• [Task details] Extract all lines in the data that contain the word "unmittelbar".

• [Materials provided]
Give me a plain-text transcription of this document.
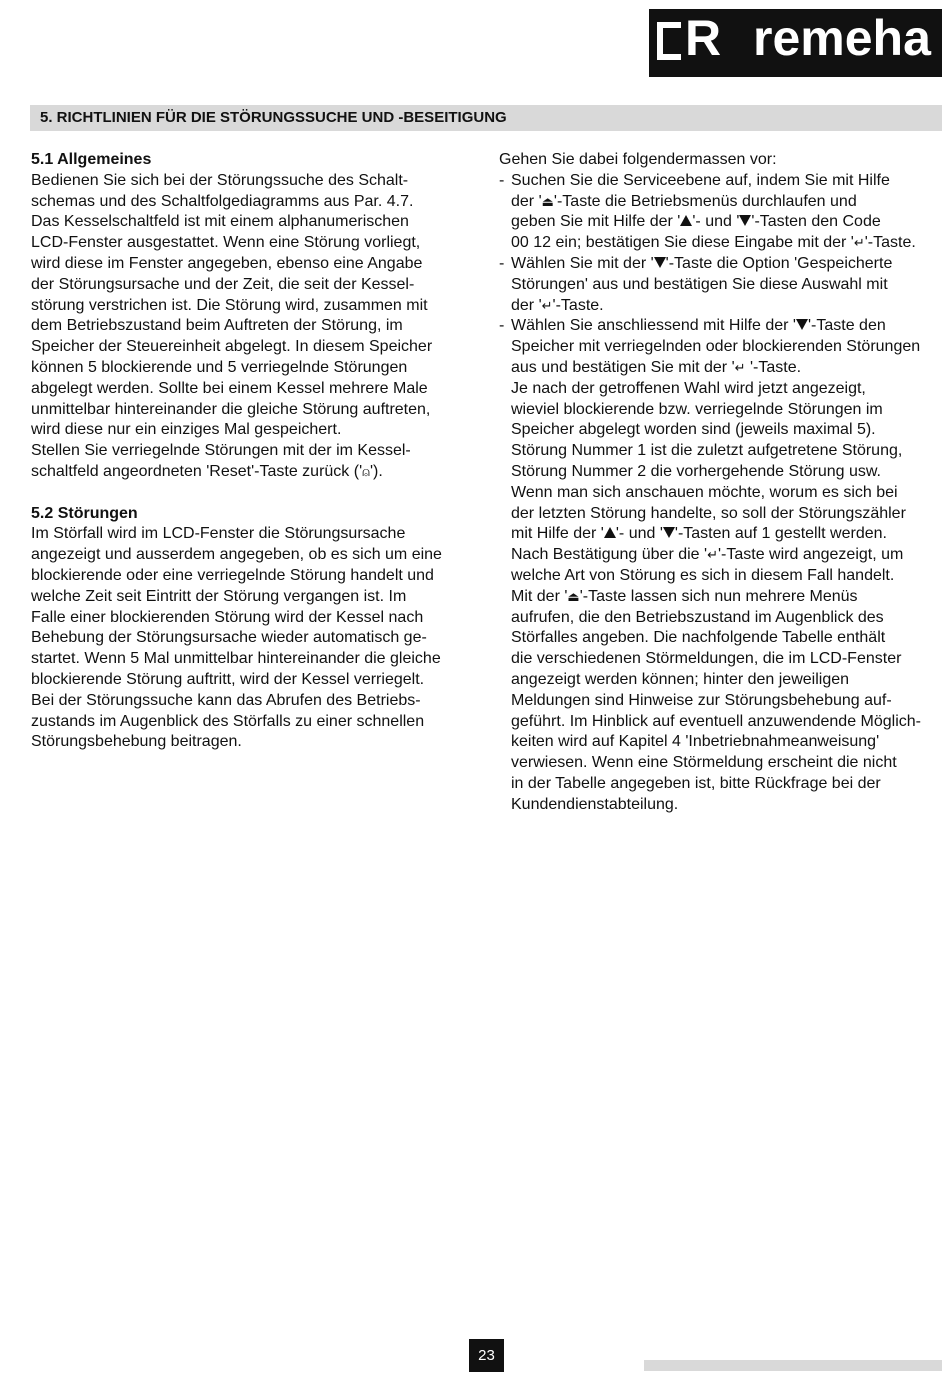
R remeha
5. RICHTLINIEN FÜR DIE STÖRUNGSSUCHE UND -BESEITIGUNG
5.1 Allgemeines
Bedienen Sie sich bei der Störungssuche des Schalt-
schemas und des Schaltfolgediagramms aus Par. 4.7.
Das Kesselschaltfeld ist mit einem alphanumerischen
LCD-Fenster ausgestattet. Wenn eine Störung vorliegt,
wird diese im Fenster angegeben, ebenso eine Angabe
der Störungsursache und der Zeit, die seit der Kessel-
störung verstrichen ist. Die Störung wird, zusammen mit
dem Betriebszustand beim Auftreten der Störung, im
Speicher der Steuereinheit abgelegt. In diesem Speicher
können 5 blockierende und 5 verriegelnde Störungen
abgelegt werden. Sollte bei einem Kessel mehrere Male
unmittelbar hintereinander die gleiche Störung auftreten,
wird diese nur ein einziges Mal gespeichert.
Stellen Sie verriegelnde Störungen mit der im Kessel-
schaltfeld angeordneten 'Reset'-Taste zurück ('⍝').
5.2 Störungen
Im Störfall wird im LCD-Fenster die Störungsursache
angezeigt und ausserdem angegeben, ob es sich um eine
blockierende oder eine verriegelnde Störung handelt und
welche Zeit seit Eintritt der Störung vergangen ist. Im
Falle einer blockierenden Störung wird der Kessel nach
Behebung der Störungsursache wieder automatisch ge-
startet. Wenn 5 Mal unmittelbar hintereinander die gleiche
blockierende Störung auftritt, wird der Kessel verriegelt.
Bei der Störungssuche kann das Abrufen des Betriebs-
zustands im Augenblick des Störfalls zu einer schnellen
Störungsbehebung beitragen.
Gehen Sie dabei folgendermassen vor:
- Suchen Sie die Serviceebene auf, indem Sie mit Hilfe
der '⏏'-Taste die Betriebsmenüs durchlaufen und
geben Sie mit Hilfe der ' '- und ' '-Tasten den Code
00 12 ein; bestätigen Sie diese Eingabe mit der '↵'-Taste.
- Wählen Sie mit der ' '-Taste die Option 'Gespeicherte
Störungen' aus und bestätigen Sie diese Auswahl mit
der '↵'-Taste.
- Wählen Sie anschliessend mit Hilfe der ' '-Taste den
Speicher mit verriegelnden oder blockierenden Störungen
aus und bestätigen Sie mit der '↵ '-Taste.
Je nach der getroffenen Wahl wird jetzt angezeigt,
wieviel blockierende bzw. verriegelnde Störungen im
Speicher abgelegt worden sind (jeweils maximal 5).
Störung Nummer 1 ist die zuletzt aufgetretene Störung,
Störung Nummer 2 die vorhergehende Störung usw.
Wenn man sich anschauen möchte, worum es sich bei
der letzten Störung handelte, so soll der Störungszähler
mit Hilfe der ' '- und ' '-Tasten auf 1 gestellt werden.
Nach Bestätigung über die '↵'-Taste wird angezeigt, um
welche Art von Störung es sich in diesem Fall handelt.
Mit der '⏏'-Taste lassen sich nun mehrere Menüs
aufrufen, die den Betriebszustand im Augenblick des
Störfalles angeben. Die nachfolgende Tabelle enthält
die verschiedenen Störmeldungen, die im LCD-Fenster
angezeigt werden können; hinter den jeweiligen
Meldungen sind Hinweise zur Störungsbehebung auf-
geführt. Im Hinblick auf eventuell anzuwendende Möglich-
keiten wird auf Kapitel 4 'Inbetriebnahmeanweisung'
verwiesen. Wenn eine Störmeldung erscheint die nicht
in der Tabelle angegeben ist, bitte Rückfrage bei der
Kundendienstabteilung.
23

• [Task result]
unmittelbar hintereinander die gleiche Störung auftreten,
startet. Wenn 5 Mal unmittelbar hintereinander die gleiche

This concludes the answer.